What the task requires
Without the pictures, copy the entries below word for word.

Task input
--------------------------------------------------

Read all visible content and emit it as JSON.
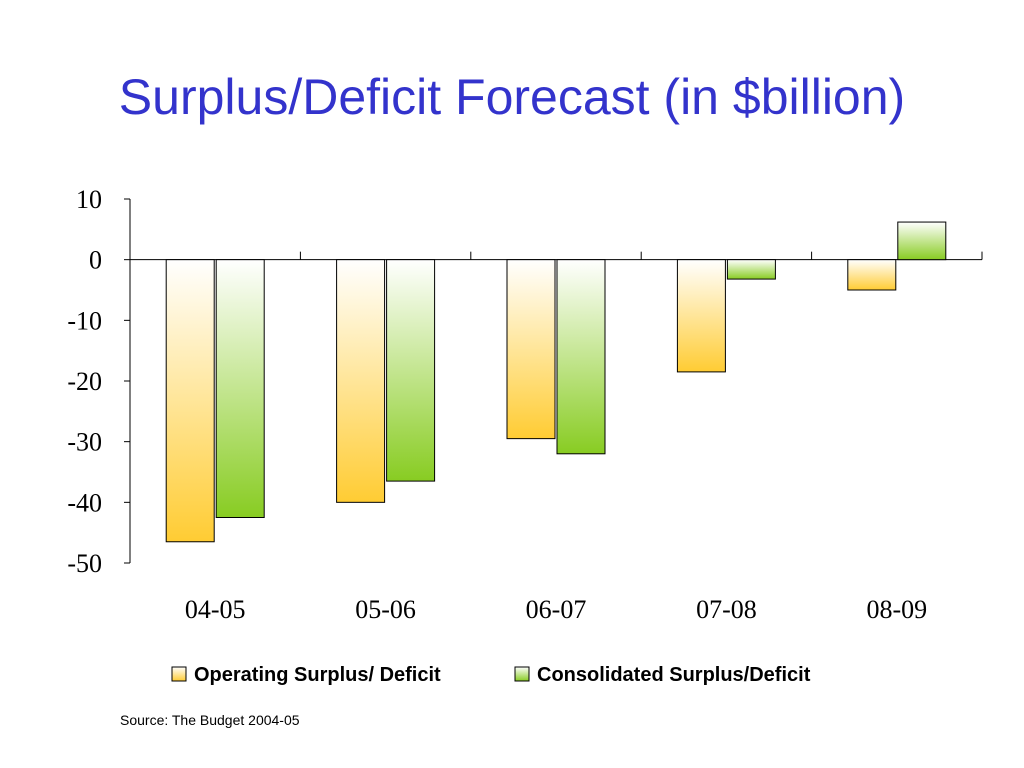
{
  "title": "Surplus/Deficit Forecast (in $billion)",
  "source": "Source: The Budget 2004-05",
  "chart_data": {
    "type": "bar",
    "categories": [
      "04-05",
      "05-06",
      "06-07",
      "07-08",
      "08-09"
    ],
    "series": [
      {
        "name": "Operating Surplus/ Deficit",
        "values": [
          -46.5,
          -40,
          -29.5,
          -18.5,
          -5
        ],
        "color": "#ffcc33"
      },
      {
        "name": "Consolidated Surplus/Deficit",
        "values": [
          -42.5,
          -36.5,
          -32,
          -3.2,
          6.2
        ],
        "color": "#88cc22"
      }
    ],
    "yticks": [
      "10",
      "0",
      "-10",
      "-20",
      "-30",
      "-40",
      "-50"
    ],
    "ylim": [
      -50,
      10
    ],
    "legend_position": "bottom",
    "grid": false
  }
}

--------------------------------------------------

Reply
Read all visible content and emit it as JSON.
{
  "title": "Surplus/Deficit Forecast (in $billion)",
  "source": "Source: The Budget 2004-05",
  "chart_data": {
    "type": "bar",
    "categories": [
      "04-05",
      "05-06",
      "06-07",
      "07-08",
      "08-09"
    ],
    "series": [
      {
        "name": "Operating Surplus/ Deficit",
        "values": [
          -46.5,
          -40,
          -29.5,
          -18.5,
          -5
        ],
        "color": "#ffcc33"
      },
      {
        "name": "Consolidated Surplus/Deficit",
        "values": [
          -42.5,
          -36.5,
          -32,
          -3.2,
          6.2
        ],
        "color": "#88cc22"
      }
    ],
    "yticks": [
      "10",
      "0",
      "-10",
      "-20",
      "-30",
      "-40",
      "-50"
    ],
    "ylim": [
      -50,
      10
    ],
    "legend_position": "bottom",
    "grid": false
  }
}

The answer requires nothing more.